What is needed: Return each entry exactly, omitting nothing.

Data rows:
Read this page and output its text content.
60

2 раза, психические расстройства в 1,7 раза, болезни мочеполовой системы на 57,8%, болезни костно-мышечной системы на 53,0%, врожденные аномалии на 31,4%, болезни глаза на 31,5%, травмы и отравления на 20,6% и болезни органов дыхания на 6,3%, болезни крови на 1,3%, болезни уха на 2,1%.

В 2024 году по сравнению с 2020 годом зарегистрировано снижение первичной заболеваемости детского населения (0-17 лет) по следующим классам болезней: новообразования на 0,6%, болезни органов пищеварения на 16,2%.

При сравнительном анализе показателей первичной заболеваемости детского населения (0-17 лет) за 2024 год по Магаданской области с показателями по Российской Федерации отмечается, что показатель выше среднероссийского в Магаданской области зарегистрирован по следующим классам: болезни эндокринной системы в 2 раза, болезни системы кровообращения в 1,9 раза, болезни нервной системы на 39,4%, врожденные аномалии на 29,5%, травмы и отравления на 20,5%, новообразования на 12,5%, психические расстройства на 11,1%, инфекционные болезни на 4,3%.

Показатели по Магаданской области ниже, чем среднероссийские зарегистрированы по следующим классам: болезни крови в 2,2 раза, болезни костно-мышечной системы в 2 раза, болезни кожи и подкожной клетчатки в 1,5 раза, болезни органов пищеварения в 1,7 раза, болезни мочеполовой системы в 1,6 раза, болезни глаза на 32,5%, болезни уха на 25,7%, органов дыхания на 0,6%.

Exercise response:
Read this page and output its text content.
60

2 раза, психические расстройства в 1,7 раза, болезни мочеполовой системы на 57,8%, болезни костно-мышечной системы на 53,0%, врожденные аномалии на 31,4%, болезни глаза на 31,5%, травмы и отравления на 20,6% и болезни органов дыхания на 6,3%, болезни крови на 1,3%, болезни уха на 2,1%.

В 2024 году по сравнению с 2020 годом зарегистрировано снижение первичной заболеваемости детского населения (0-17 лет) по следующим классам болезней: новообразования на 0,6%, болезни органов пищеварения на 16,2%.

При сравнительном анализе показателей первичной заболеваемости детского населения (0-17 лет) за 2024 год по Магаданской области с показателями по Российской Федерации отмечается, что показатель выше среднероссийского в Магаданской области зарегистрирован по следующим классам: болезни эндокринной системы в 2 раза, болезни системы кровообращения в 1,9 раза, болезни нервной системы на 39,4%, врожденные аномалии на 29,5%, травмы и отравления на 20,5%, новообразования на 12,5%, психические расстройства на 11,1%, инфекционные болезни на 4,3%.

Показатели по Магаданской области ниже, чем среднероссийские зарегистрированы по следующим классам: болезни крови в 2,2 раза, болезни костно-мышечной системы в 2 раза, болезни кожи и подкожной клетчатки в 1,5 раза, болезни органов пищеварения в 1,7 раза, болезни мочеполовой системы в 1,6 раза, болезни глаза на 32,5%, болезни уха на 25,7%, органов дыхания на 0,6%.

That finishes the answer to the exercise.